**WHAT YOU ARE ASKED TO DO:** Retype all of the listing exactly, passing over any picture you find.

**PROVIDED DATA:**
§ §

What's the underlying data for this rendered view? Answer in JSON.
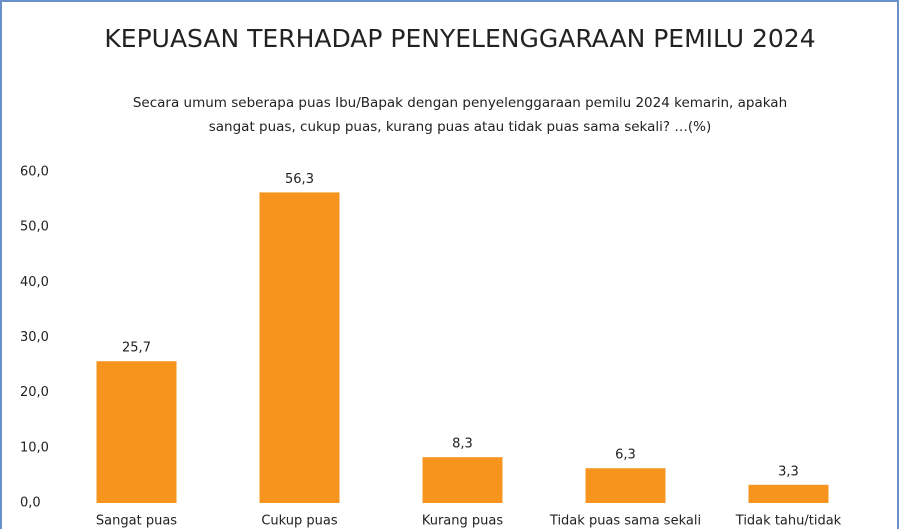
{
  "chart_data": {
    "type": "bar",
    "title": "KEPUASAN TERHADAP PENYELENGGARAAN PEMILU 2024",
    "subtitle": [
      "Secara umum seberapa puas Ibu/Bapak dengan penyelenggaraan pemilu 2024 kemarin, apakah",
      "sangat puas, cukup puas, kurang puas atau tidak puas sama sekali? …(%)"
    ],
    "categories": [
      "Sangat puas",
      "Cukup puas",
      "Kurang puas",
      "Tidak puas sama sekali",
      "Tidak tahu/tidak"
    ],
    "values": [
      25.7,
      56.3,
      8.3,
      6.3,
      3.3
    ],
    "value_labels": [
      "25,7",
      "56,3",
      "8,3",
      "6,3",
      "3,3"
    ],
    "color": "#f7941d",
    "ylim": [
      0,
      60
    ],
    "yticks": [
      {
        "value": 0,
        "label": "0,0"
      },
      {
        "value": 10,
        "label": "10,0"
      },
      {
        "value": 20,
        "label": "20,0"
      },
      {
        "value": 30,
        "label": "30,0"
      },
      {
        "value": 40,
        "label": "40,0"
      },
      {
        "value": 50,
        "label": "50,0"
      },
      {
        "value": 60,
        "label": "60,0"
      }
    ],
    "grid": false
  }
}
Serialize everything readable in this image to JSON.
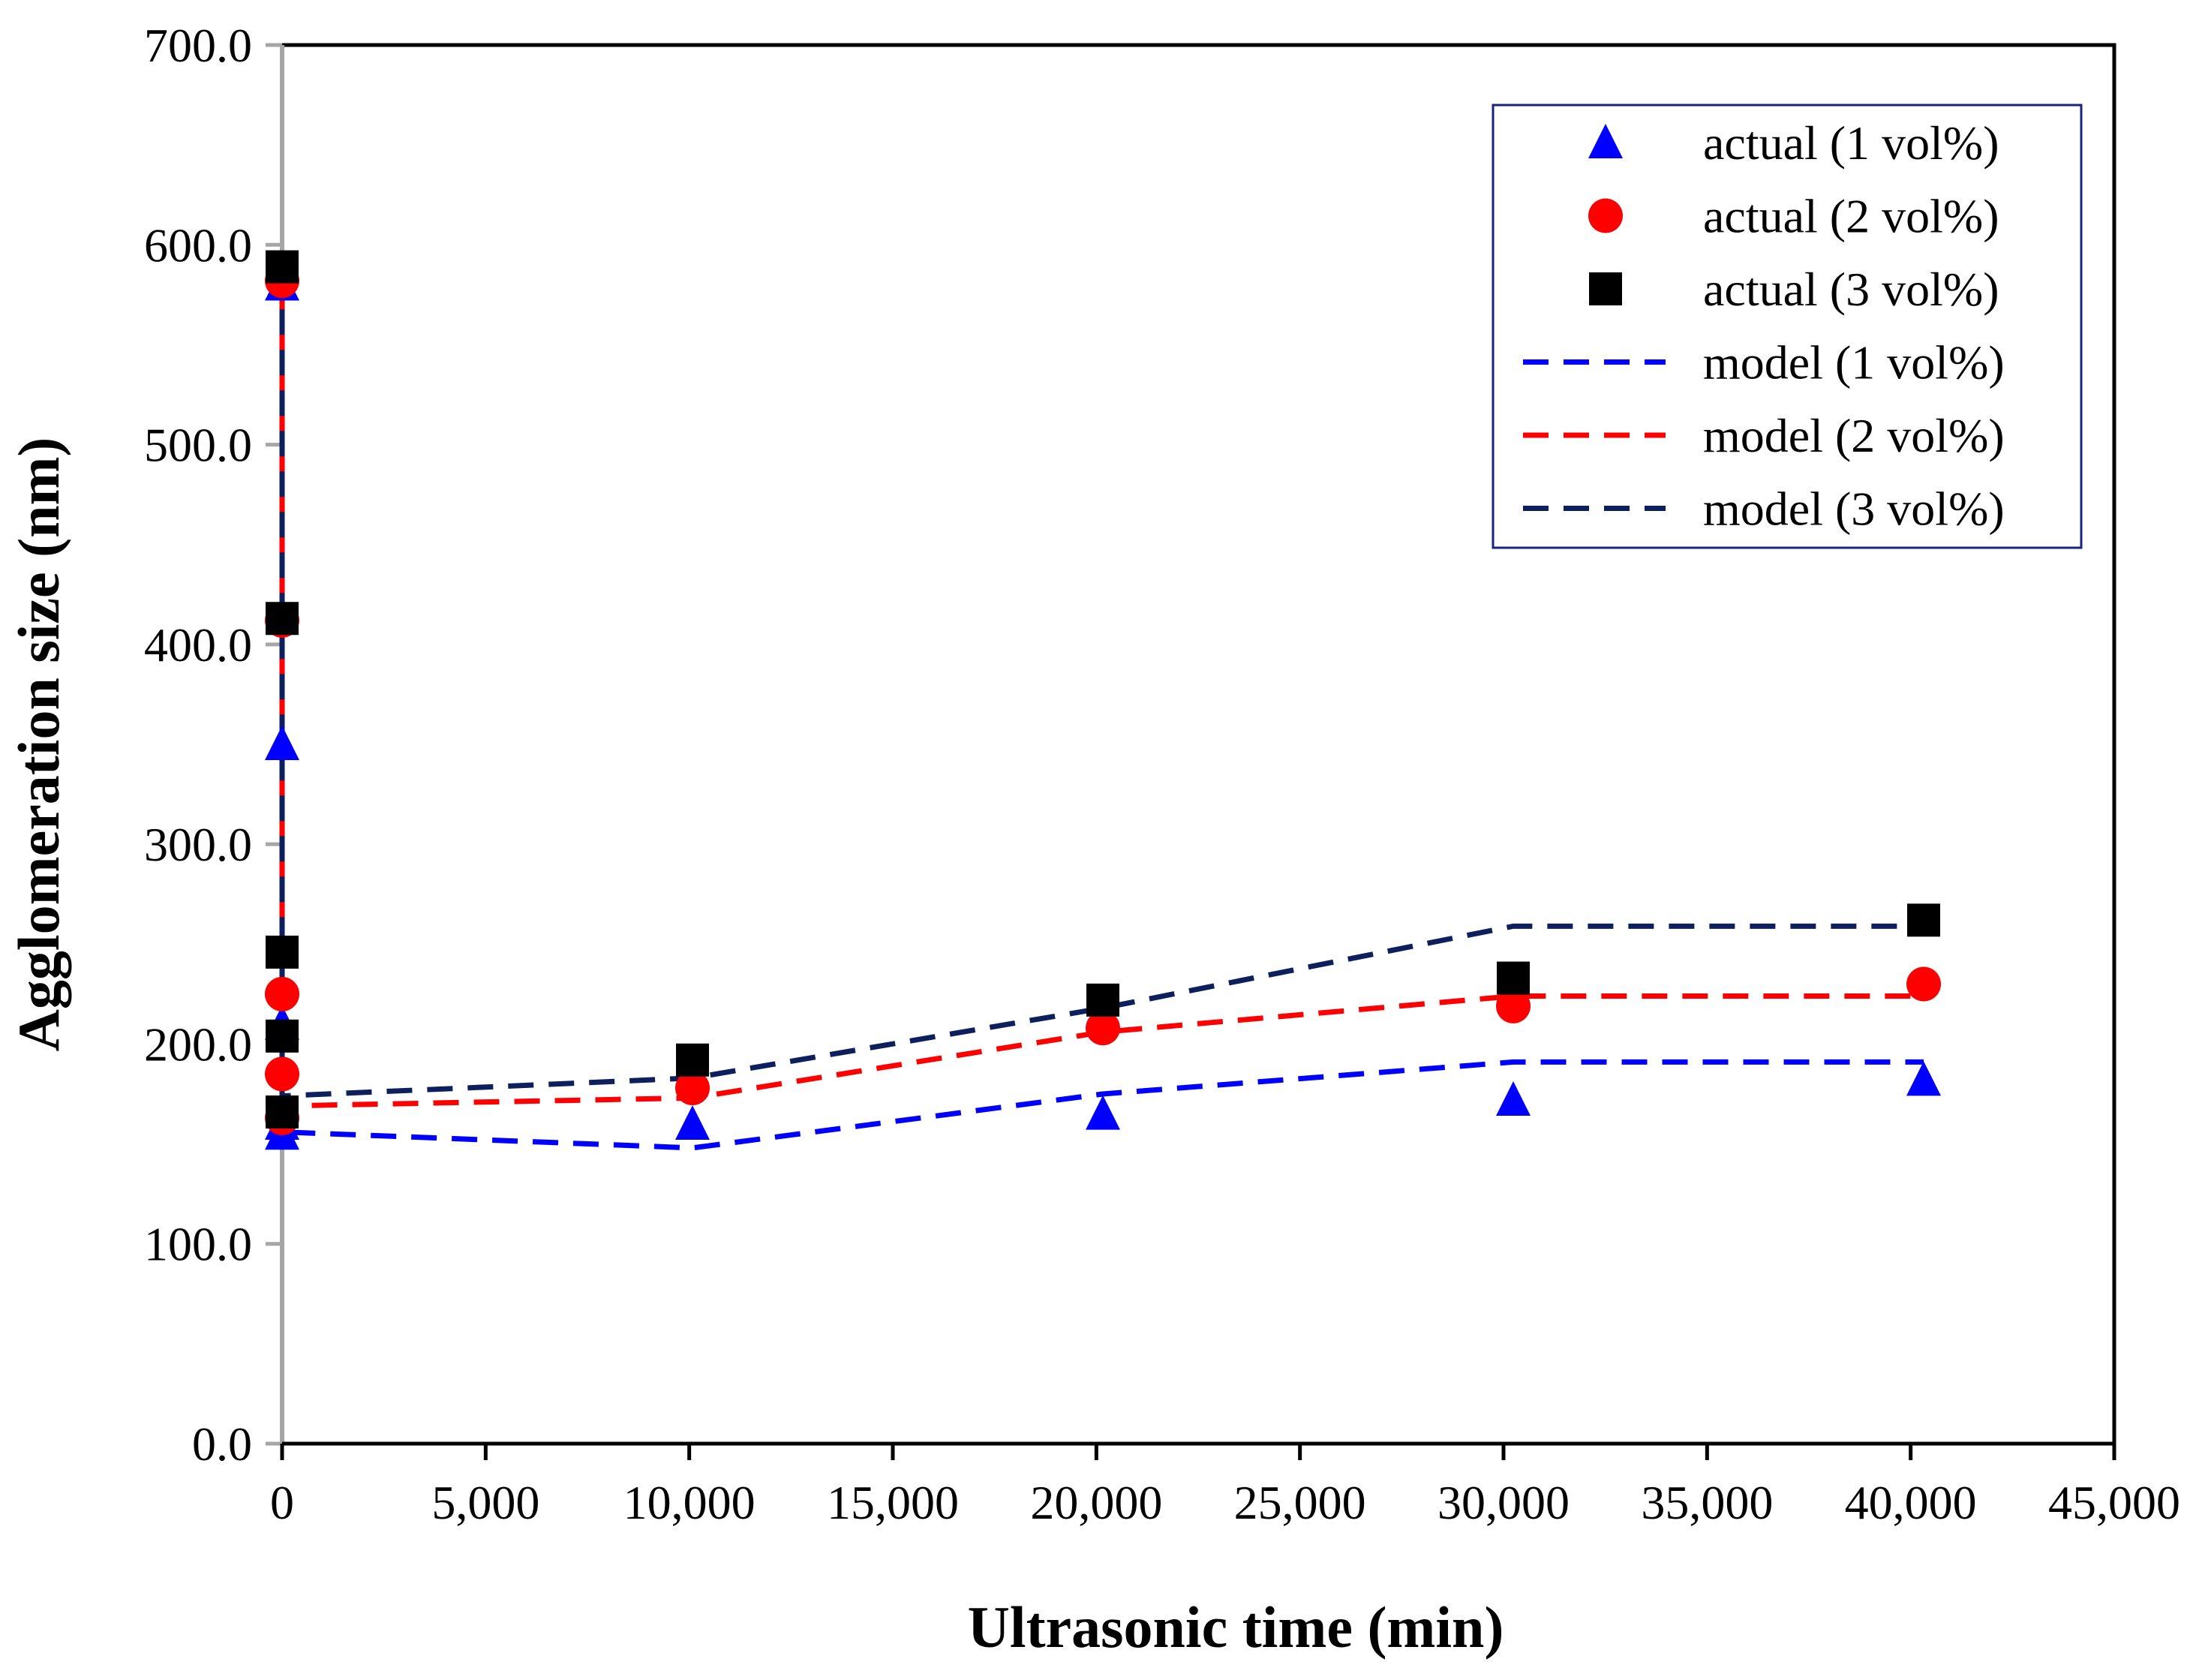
{
  "chart_data": {
    "type": "scatter",
    "title": "",
    "xlabel": "Ultrasonic time (min)",
    "ylabel": "Agglomeration size (nm)",
    "xlim": [
      0,
      45000
    ],
    "ylim": [
      0,
      700
    ],
    "x_ticks": [
      0,
      5000,
      10000,
      15000,
      20000,
      25000,
      30000,
      35000,
      40000,
      45000
    ],
    "x_tick_labels": [
      "0",
      "5,000",
      "10,000",
      "15,000",
      "20,000",
      "25,000",
      "30,000",
      "35,000",
      "40,000",
      "45,000"
    ],
    "y_ticks": [
      0,
      100,
      200,
      300,
      400,
      500,
      600,
      700
    ],
    "y_tick_labels": [
      "0.0",
      "100.0",
      "200.0",
      "300.0",
      "400.0",
      "500.0",
      "600.0",
      "700.0"
    ],
    "grid": false,
    "legend_position": "top-right",
    "series": [
      {
        "name": "actual (1 vol%)",
        "kind": "marker",
        "marker": "triangle",
        "color": "#0000ff",
        "x": [
          0,
          0,
          0,
          0,
          0,
          10080,
          20160,
          30240,
          40320
        ],
        "y": [
          580,
          350,
          210,
          160,
          155,
          160,
          165,
          172,
          182
        ]
      },
      {
        "name": "actual (2 vol%)",
        "kind": "marker",
        "marker": "circle",
        "color": "#ff0000",
        "x": [
          0,
          0,
          0,
          0,
          0,
          10080,
          20160,
          30240,
          40320
        ],
        "y": [
          582,
          412,
          225,
          185,
          163,
          178,
          208,
          219,
          230
        ]
      },
      {
        "name": "actual (3 vol%)",
        "kind": "marker",
        "marker": "square",
        "color": "#000000",
        "x": [
          0,
          0,
          0,
          0,
          0,
          10080,
          20160,
          30240,
          40320
        ],
        "y": [
          589,
          413,
          246,
          204,
          166,
          192,
          222,
          233,
          262
        ]
      },
      {
        "name": "model (1 vol%)",
        "kind": "line",
        "dash": true,
        "color": "#0000ff",
        "x": [
          0,
          0,
          10080,
          20160,
          30240,
          40320
        ],
        "y": [
          578,
          156,
          148,
          175,
          191,
          191
        ]
      },
      {
        "name": "model (2 vol%)",
        "kind": "line",
        "dash": true,
        "color": "#ff0000",
        "x": [
          0,
          0,
          10080,
          20160,
          30240,
          40320
        ],
        "y": [
          580,
          169,
          173,
          206,
          224,
          224
        ]
      },
      {
        "name": "model (3 vol%)",
        "kind": "line",
        "dash": true,
        "color": "#0d1f5c",
        "x": [
          0,
          0,
          10080,
          20160,
          30240,
          40320
        ],
        "y": [
          588,
          174,
          183,
          218,
          259,
          259
        ]
      }
    ]
  }
}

§ §

**WRITTEN ANSWER:**
What's the underlying data for this rendered view? Answer in JSON.
{
  "chart_data": {
    "type": "bar",
    "title": "KEPUASAN TERHADAP PENYELENGGARAAN PEMILU 2024",
    "subtitle": [
      "Secara umum seberapa puas Ibu/Bapak dengan penyelenggaraan pemilu 2024 kemarin, apakah",
      "sangat puas, cukup puas, kurang puas atau tidak puas sama sekali? …(%)"
    ],
    "categories": [
      "Sangat puas",
      "Cukup puas",
      "Kurang puas",
      "Tidak puas sama sekali",
      "Tidak tahu/tidak"
    ],
    "values": [
      25.7,
      56.3,
      8.3,
      6.3,
      3.3
    ],
    "value_labels": [
      "25,7",
      "56,3",
      "8,3",
      "6,3",
      "3,3"
    ],
    "color": "#f7941d",
    "ylim": [
      0,
      60
    ],
    "yticks": [
      {
        "value": 0,
        "label": "0,0"
      },
      {
        "value": 10,
        "label": "10,0"
      },
      {
        "value": 20,
        "label": "20,0"
      },
      {
        "value": 30,
        "label": "30,0"
      },
      {
        "value": 40,
        "label": "40,0"
      },
      {
        "value": 50,
        "label": "50,0"
      },
      {
        "value": 60,
        "label": "60,0"
      }
    ],
    "grid": false
  }
}
Serialize everything readable in this image to JSON.
{
  "chart_data": {
    "type": "scatter",
    "title": "",
    "xlabel": "Ultrasonic time (min)",
    "ylabel": "Agglomeration size (nm)",
    "xlim": [
      0,
      45000
    ],
    "ylim": [
      0,
      700
    ],
    "x_ticks": [
      0,
      5000,
      10000,
      15000,
      20000,
      25000,
      30000,
      35000,
      40000,
      45000
    ],
    "x_tick_labels": [
      "0",
      "5,000",
      "10,000",
      "15,000",
      "20,000",
      "25,000",
      "30,000",
      "35,000",
      "40,000",
      "45,000"
    ],
    "y_ticks": [
      0,
      100,
      200,
      300,
      400,
      500,
      600,
      700
    ],
    "y_tick_labels": [
      "0.0",
      "100.0",
      "200.0",
      "300.0",
      "400.0",
      "500.0",
      "600.0",
      "700.0"
    ],
    "grid": false,
    "legend_position": "top-right",
    "series": [
      {
        "name": "actual (1 vol%)",
        "kind": "marker",
        "marker": "triangle",
        "color": "#0000ff",
        "x": [
          0,
          0,
          0,
          0,
          0,
          10080,
          20160,
          30240,
          40320
        ],
        "y": [
          580,
          350,
          210,
          160,
          155,
          160,
          165,
          172,
          182
        ]
      },
      {
        "name": "actual (2 vol%)",
        "kind": "marker",
        "marker": "circle",
        "color": "#ff0000",
        "x": [
          0,
          0,
          0,
          0,
          0,
          10080,
          20160,
          30240,
          40320
        ],
        "y": [
          582,
          412,
          225,
          185,
          163,
          178,
          208,
          219,
          230
        ]
      },
      {
        "name": "actual (3 vol%)",
        "kind": "marker",
        "marker": "square",
        "color": "#000000",
        "x": [
          0,
          0,
          0,
          0,
          0,
          10080,
          20160,
          30240,
          40320
        ],
        "y": [
          589,
          413,
          246,
          204,
          166,
          192,
          222,
          233,
          262
        ]
      },
      {
        "name": "model (1 vol%)",
        "kind": "line",
        "dash": true,
        "color": "#0000ff",
        "x": [
          0,
          0,
          10080,
          20160,
          30240,
          40320
        ],
        "y": [
          578,
          156,
          148,
          175,
          191,
          191
        ]
      },
      {
        "name": "model (2 vol%)",
        "kind": "line",
        "dash": true,
        "color": "#ff0000",
        "x": [
          0,
          0,
          10080,
          20160,
          30240,
          40320
        ],
        "y": [
          580,
          169,
          173,
          206,
          224,
          224
        ]
      },
      {
        "name": "model (3 vol%)",
        "kind": "line",
        "dash": true,
        "color": "#0d1f5c",
        "x": [
          0,
          0,
          10080,
          20160,
          30240,
          40320
        ],
        "y": [
          588,
          174,
          183,
          218,
          259,
          259
        ]
      }
    ]
  }
}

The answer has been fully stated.